#### What you will do:
Locate the line that contains "Give me a plain-text". Reproduce it and all following lines up to the end of the material, exactly and with nothing added.

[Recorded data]
□ □ □ □
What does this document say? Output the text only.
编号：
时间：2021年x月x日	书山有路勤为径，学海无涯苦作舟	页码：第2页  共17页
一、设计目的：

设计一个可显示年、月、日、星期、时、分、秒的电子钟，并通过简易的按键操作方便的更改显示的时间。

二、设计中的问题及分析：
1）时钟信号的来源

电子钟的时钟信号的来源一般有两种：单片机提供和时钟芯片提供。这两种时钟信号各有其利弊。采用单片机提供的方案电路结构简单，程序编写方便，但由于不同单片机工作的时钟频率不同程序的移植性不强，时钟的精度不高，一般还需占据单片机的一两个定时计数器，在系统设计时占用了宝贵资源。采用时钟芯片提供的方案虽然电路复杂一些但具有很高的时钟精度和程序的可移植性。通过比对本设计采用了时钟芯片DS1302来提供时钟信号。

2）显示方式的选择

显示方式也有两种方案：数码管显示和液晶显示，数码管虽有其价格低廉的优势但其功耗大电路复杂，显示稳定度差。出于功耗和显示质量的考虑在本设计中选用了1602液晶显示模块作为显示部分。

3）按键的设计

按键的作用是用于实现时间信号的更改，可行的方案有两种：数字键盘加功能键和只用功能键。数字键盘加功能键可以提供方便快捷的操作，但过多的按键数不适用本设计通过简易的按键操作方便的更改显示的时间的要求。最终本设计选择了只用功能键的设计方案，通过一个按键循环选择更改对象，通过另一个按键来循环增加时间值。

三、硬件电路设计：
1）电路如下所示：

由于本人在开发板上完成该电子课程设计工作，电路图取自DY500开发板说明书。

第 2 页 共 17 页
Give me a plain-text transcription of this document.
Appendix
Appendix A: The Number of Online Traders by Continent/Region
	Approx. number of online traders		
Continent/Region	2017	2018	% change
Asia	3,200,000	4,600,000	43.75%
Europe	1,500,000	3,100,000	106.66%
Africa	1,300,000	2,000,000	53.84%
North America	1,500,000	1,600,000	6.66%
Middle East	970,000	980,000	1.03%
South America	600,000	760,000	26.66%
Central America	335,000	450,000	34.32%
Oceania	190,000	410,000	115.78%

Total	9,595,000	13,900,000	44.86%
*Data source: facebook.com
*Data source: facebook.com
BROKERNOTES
□ □ □ □
#### Reply to the task:
Give me a plain-text transcription of this document.
Appendix
Appendix A: The Number of Online Traders by Continent/Region
	Approx. number of online traders		
Continent/Region	2017	2018	% change
Asia	3,200,000	4,600,000	43.75%
Europe	1,500,000	3,100,000	106.66%
Africa	1,300,000	2,000,000	53.84%
North America	1,500,000	1,600,000	6.66%
Middle East	970,000	980,000	1.03%
South America	600,000	760,000	26.66%
Central America	335,000	450,000	34.32%
Oceania	190,000	410,000	115.78%

Total	9,595,000	13,900,000	44.86%
*Data source: facebook.com
*Data source: facebook.com
BROKERNOTES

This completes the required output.